[Stored entries]
-- Begin --

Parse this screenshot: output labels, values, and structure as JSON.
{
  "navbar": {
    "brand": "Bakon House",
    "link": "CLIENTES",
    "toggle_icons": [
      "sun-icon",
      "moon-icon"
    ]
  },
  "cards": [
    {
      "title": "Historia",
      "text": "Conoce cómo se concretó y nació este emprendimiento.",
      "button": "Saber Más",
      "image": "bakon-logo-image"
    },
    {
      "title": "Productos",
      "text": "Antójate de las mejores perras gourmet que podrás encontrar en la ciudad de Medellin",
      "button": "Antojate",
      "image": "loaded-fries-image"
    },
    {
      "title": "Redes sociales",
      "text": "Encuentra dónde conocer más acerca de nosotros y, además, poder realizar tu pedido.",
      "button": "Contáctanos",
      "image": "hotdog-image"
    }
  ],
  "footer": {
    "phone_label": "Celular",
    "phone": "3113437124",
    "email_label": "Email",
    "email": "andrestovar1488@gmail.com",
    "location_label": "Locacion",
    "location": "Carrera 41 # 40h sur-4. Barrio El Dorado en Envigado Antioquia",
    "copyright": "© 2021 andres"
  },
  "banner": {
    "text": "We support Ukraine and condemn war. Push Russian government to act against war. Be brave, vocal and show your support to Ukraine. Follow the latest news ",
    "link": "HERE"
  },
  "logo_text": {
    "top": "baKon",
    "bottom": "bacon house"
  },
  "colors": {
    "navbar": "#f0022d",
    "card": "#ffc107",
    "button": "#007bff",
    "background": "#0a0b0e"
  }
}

-- End --

What you need to do =>
Copy out every line holding the string "image".

Response to the exercise =>
      "image": "bakon-logo-image"
      "image": "loaded-fries-image"
      "image": "hotdog-image"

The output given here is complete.